Dataset entries

______

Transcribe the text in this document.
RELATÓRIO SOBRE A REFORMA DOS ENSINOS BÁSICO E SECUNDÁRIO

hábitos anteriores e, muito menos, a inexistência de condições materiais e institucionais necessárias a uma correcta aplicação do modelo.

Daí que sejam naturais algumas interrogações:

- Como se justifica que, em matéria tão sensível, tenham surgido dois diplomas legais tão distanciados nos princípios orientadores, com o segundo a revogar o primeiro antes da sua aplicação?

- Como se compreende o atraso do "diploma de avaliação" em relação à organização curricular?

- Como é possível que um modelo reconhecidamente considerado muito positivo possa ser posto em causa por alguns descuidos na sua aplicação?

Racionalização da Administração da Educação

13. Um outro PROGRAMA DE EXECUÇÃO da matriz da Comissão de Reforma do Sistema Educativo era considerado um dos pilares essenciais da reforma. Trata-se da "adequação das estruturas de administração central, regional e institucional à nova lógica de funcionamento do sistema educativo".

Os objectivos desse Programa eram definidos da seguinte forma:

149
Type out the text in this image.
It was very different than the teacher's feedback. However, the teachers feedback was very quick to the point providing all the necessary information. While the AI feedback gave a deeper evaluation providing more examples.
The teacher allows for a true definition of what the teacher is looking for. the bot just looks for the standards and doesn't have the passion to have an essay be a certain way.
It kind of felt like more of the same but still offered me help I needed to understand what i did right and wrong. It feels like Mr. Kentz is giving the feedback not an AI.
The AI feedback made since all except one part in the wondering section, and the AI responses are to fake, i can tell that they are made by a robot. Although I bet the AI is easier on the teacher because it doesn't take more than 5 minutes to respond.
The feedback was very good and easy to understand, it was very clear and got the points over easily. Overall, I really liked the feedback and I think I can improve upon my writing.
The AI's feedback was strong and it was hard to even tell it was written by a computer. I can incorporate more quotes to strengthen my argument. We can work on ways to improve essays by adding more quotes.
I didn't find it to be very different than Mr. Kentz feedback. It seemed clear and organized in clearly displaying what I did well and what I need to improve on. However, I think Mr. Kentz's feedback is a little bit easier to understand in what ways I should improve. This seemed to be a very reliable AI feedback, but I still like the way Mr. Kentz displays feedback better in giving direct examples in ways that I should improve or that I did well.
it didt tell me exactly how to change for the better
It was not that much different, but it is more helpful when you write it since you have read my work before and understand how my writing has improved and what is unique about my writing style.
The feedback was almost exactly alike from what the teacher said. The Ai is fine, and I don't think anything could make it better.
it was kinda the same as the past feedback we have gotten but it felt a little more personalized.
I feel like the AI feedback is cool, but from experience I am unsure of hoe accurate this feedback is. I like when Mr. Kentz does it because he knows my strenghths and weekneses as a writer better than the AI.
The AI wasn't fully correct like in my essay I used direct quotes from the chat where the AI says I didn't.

______

◆ WHAT IS REQUIRED
Retype the entries one by one, exactly.

◆ REPLY
Transcribe the text in this document.
RELATÓRIO SOBRE A REFORMA DOS ENSINOS BÁSICO E SECUNDÁRIO

hábitos anteriores e, muito menos, a inexistência de condições materiais e institucionais necessárias a uma correcta aplicação do modelo.

Daí que sejam naturais algumas interrogações:

- Como se justifica que, em matéria tão sensível, tenham surgido dois diplomas legais tão distanciados nos princípios orientadores, com o segundo a revogar o primeiro antes da sua aplicação?

- Como se compreende o atraso do "diploma de avaliação" em relação à organização curricular?

- Como é possível que um modelo reconhecidamente considerado muito positivo possa ser posto em causa por alguns descuidos na sua aplicação?

Racionalização da Administração da Educação

13. Um outro PROGRAMA DE EXECUÇÃO da matriz da Comissão de Reforma do Sistema Educativo era considerado um dos pilares essenciais da reforma. Trata-se da "adequação das estruturas de administração central, regional e institucional à nova lógica de funcionamento do sistema educativo".

Os objectivos desse Programa eram definidos da seguinte forma:

149
Type out the text in this image.
It was very different than the teacher's feedback. However, the teachers feedback was very quick to the point providing all the necessary information. While the AI feedback gave a deeper evaluation providing more examples.
The teacher allows for a true definition of what the teacher is looking for. the bot just looks for the standards and doesn't have the passion to have an essay be a certain way.
It kind of felt like more of the same but still offered me help I needed to understand what i did right and wrong. It feels like Mr. Kentz is giving the feedback not an AI.
The AI feedback made since all except one part in the wondering section, and the AI responses are to fake, i can tell that they are made by a robot. Although I bet the AI is easier on the teacher because it doesn't take more than 5 minutes to respond.
The feedback was very good and easy to understand, it was very clear and got the points over easily. Overall, I really liked the feedback and I think I can improve upon my writing.
The AI's feedback was strong and it was hard to even tell it was written by a computer. I can incorporate more quotes to strengthen my argument. We can work on ways to improve essays by adding more quotes.
I didn't find it to be very different than Mr. Kentz feedback. It seemed clear and organized in clearly displaying what I did well and what I need to improve on. However, I think Mr. Kentz's feedback is a little bit easier to understand in what ways I should improve. This seemed to be a very reliable AI feedback, but I still like the way Mr. Kentz displays feedback better in giving direct examples in ways that I should improve or that I did well.
it didt tell me exactly how to change for the better
It was not that much different, but it is more helpful when you write it since you have read my work before and understand how my writing has improved and what is unique about my writing style.
The feedback was almost exactly alike from what the teacher said. The Ai is fine, and I don't think anything could make it better.
it was kinda the same as the past feedback we have gotten but it felt a little more personalized.
I feel like the AI feedback is cool, but from experience I am unsure of hoe accurate this feedback is. I like when Mr. Kentz does it because he knows my strenghths and weekneses as a writer better than the AI.
The AI wasn't fully correct like in my essay I used direct quotes from the chat where the AI says I didn't.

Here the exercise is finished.